# [Task material]
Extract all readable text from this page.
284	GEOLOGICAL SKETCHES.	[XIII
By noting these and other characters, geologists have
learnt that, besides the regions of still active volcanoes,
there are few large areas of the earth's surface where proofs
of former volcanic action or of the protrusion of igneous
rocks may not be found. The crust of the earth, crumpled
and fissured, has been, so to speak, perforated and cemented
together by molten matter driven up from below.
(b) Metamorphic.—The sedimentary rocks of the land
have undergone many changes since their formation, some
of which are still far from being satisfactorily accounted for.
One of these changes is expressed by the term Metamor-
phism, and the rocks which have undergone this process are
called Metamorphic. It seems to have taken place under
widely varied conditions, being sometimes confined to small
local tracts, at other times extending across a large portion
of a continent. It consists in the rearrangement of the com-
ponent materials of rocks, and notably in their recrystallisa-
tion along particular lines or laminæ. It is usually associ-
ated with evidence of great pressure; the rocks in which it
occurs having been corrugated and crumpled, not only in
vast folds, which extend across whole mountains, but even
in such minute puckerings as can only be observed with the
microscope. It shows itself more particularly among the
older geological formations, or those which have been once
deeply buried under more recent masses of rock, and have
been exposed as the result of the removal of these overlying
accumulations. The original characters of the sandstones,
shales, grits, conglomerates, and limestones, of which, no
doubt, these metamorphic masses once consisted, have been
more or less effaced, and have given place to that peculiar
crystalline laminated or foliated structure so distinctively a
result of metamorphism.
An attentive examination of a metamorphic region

# [What to do]
Each line must be given again exactly as written above.

# [Complete answer]
Extract all readable text from this page.
284	GEOLOGICAL SKETCHES.	[XIII
By noting these and other characters, geologists have
learnt that, besides the regions of still active volcanoes,
there are few large areas of the earth's surface where proofs
of former volcanic action or of the protrusion of igneous
rocks may not be found. The crust of the earth, crumpled
and fissured, has been, so to speak, perforated and cemented
together by molten matter driven up from below.
(b) Metamorphic.—The sedimentary rocks of the land
have undergone many changes since their formation, some
of which are still far from being satisfactorily accounted for.
One of these changes is expressed by the term Metamor-
phism, and the rocks which have undergone this process are
called Metamorphic. It seems to have taken place under
widely varied conditions, being sometimes confined to small
local tracts, at other times extending across a large portion
of a continent. It consists in the rearrangement of the com-
ponent materials of rocks, and notably in their recrystallisa-
tion along particular lines or laminæ. It is usually associ-
ated with evidence of great pressure; the rocks in which it
occurs having been corrugated and crumpled, not only in
vast folds, which extend across whole mountains, but even
in such minute puckerings as can only be observed with the
microscope. It shows itself more particularly among the
older geological formations, or those which have been once
deeply buried under more recent masses of rock, and have
been exposed as the result of the removal of these overlying
accumulations. The original characters of the sandstones,
shales, grits, conglomerates, and limestones, of which, no
doubt, these metamorphic masses once consisted, have been
more or less effaced, and have given place to that peculiar
crystalline laminated or foliated structure so distinctively a
result of metamorphism.
An attentive examination of a metamorphic region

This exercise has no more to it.